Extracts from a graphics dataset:
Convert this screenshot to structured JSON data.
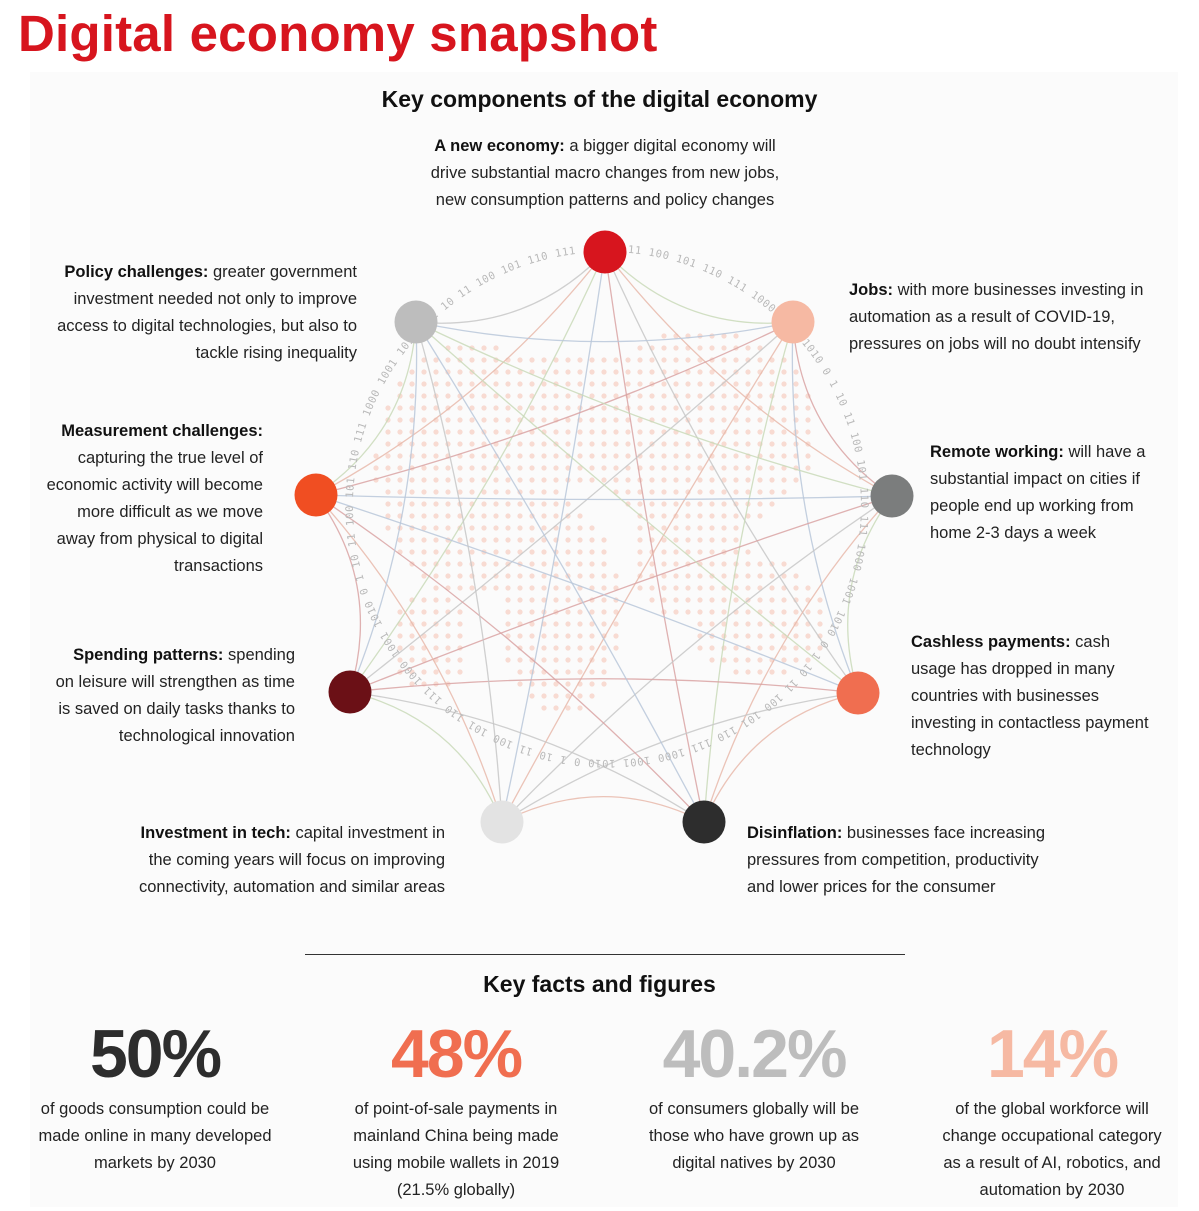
{
  "title": "Digital economy snapshot",
  "diagram": {
    "heading": "Key components of the digital economy",
    "ring_text": "10 11 100 101 110 111 1000 1001 1010 0 1 10 11 100 101 110 111 1000 1001 1010 0 1 10 11 100 101 110 111 1000 1001 1010 0 1 10 11 100 101 110 111 1000 1001 1010 0 1 10 11 100 101 110 111 1000 1001 1010 0 1 10 11 100 101 110 111 1000 1001 1010 0 1 10 11 100 101 110 111 1000 1001",
    "nodes": [
      {
        "key": "new-economy",
        "color": "#d7151e",
        "bold": "A new economy:",
        "lines": [
          " a bigger digital economy will",
          "drive substantial macro changes from new jobs,",
          "new consumption patterns and policy changes"
        ]
      },
      {
        "key": "jobs",
        "color": "#f6b9a3",
        "bold": "Jobs:",
        "lines": [
          " with more businesses investing in",
          "automation as a result of COVID-19,",
          "pressures on jobs will no doubt intensify"
        ]
      },
      {
        "key": "remote-working",
        "color": "#7b7d7d",
        "bold": "Remote working:",
        "lines": [
          " will have a",
          "substantial impact on cities if",
          "people end up working from",
          "home 2-3 days a week"
        ]
      },
      {
        "key": "cashless-payments",
        "color": "#f06e50",
        "bold": "Cashless payments:",
        "lines": [
          " cash",
          "usage has dropped in many",
          "countries with businesses",
          "investing in contactless payment",
          "technology"
        ]
      },
      {
        "key": "disinflation",
        "color": "#2d2d2d",
        "bold": "Disinflation:",
        "lines": [
          " businesses face increasing",
          "pressures from competition, productivity",
          "and lower prices for the consumer"
        ]
      },
      {
        "key": "investment-in-tech",
        "color": "#e3e3e3",
        "bold": "Investment in tech:",
        "lines": [
          " capital investment in",
          "the coming years will focus on improving",
          "connectivity, automation and similar areas"
        ]
      },
      {
        "key": "spending-patterns",
        "color": "#6b1016",
        "bold": "Spending patterns:",
        "lines": [
          " spending",
          "on leisure will strengthen as time",
          "is saved on daily tasks thanks to",
          "technological innovation"
        ]
      },
      {
        "key": "measurement-challenges",
        "color": "#f04e22",
        "bold": "Measurement challenges:",
        "lines": [
          "capturing the true level of",
          "economic activity will become",
          "more difficult as we move",
          "away from physical to digital",
          "transactions"
        ]
      },
      {
        "key": "policy-challenges",
        "color": "#bdbdbd",
        "bold": "Policy challenges:",
        "lines": [
          " greater government",
          "investment needed not only to improve",
          "access to digital technologies, but also to",
          "tackle rising inequality"
        ]
      }
    ]
  },
  "facts": {
    "heading": "Key facts and figures",
    "items": [
      {
        "value": "50%",
        "color": "#2d2d2d",
        "lines": [
          "of goods consumption could be",
          "made online in many developed",
          "markets by 2030"
        ]
      },
      {
        "value": "48%",
        "color": "#f06e50",
        "lines": [
          "of point-of-sale payments in",
          "mainland China being made",
          "using mobile wallets in 2019",
          "(21.5% globally)"
        ]
      },
      {
        "value": "40.2%",
        "color": "#bdbdbd",
        "lines": [
          "of consumers globally will be",
          "those who have grown up as",
          "digital natives by 2030"
        ]
      },
      {
        "value": "14%",
        "color": "#f6b9a3",
        "lines": [
          "of the global workforce will",
          "change occupational category",
          "as a result of AI, robotics, and",
          "automation by 2030"
        ]
      }
    ]
  }
}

- Task description
Return only the count of lines in the records that hold the word "working".

- Problem solution
3